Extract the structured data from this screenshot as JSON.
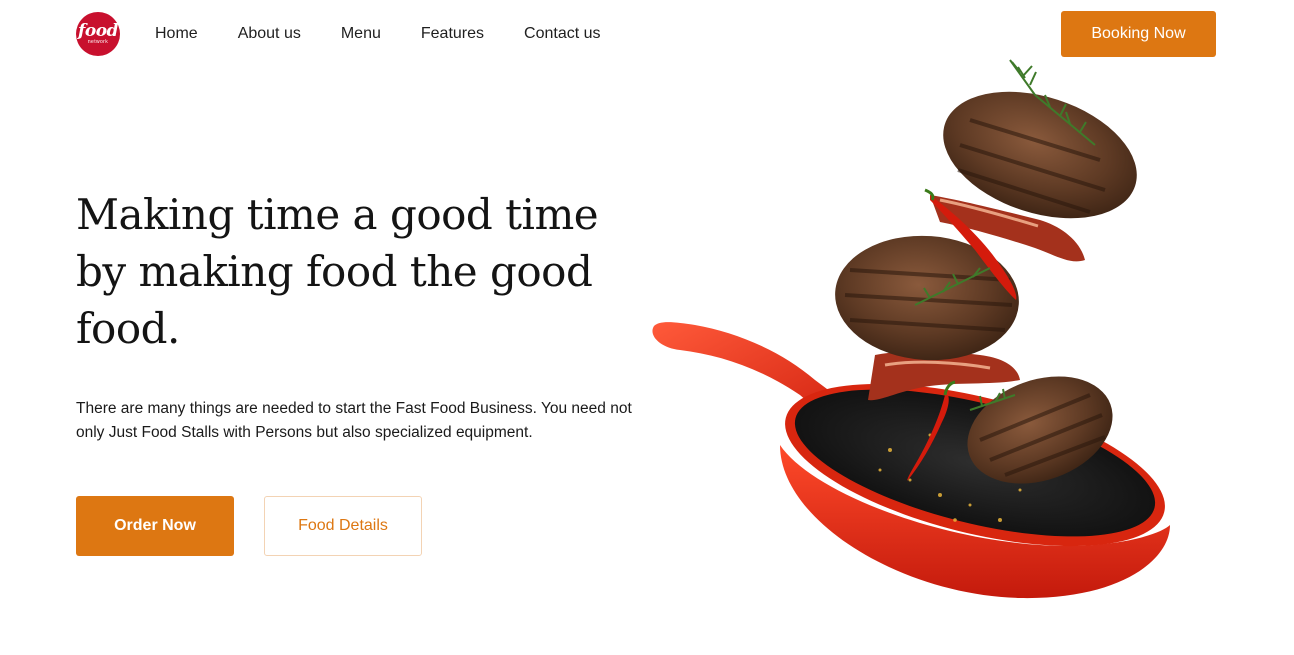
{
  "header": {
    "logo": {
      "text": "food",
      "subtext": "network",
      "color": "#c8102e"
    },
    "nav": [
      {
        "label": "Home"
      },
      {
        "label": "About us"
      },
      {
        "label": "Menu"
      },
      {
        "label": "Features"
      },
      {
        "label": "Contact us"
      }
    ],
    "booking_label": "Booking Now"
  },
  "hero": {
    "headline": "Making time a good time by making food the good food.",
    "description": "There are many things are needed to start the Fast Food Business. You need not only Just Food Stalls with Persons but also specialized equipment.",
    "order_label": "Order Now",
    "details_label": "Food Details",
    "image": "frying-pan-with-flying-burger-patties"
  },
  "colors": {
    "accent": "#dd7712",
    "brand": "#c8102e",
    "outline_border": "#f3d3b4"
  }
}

_Written instruction_: Pull out every line containing "with".

_Exercise answer_:
    "description": "There are many things are needed to start the Fast Food Business. You need not only Just Food Stalls with Persons but also specialized equipment.",
    "image": "frying-pan-with-flying-burger-patties"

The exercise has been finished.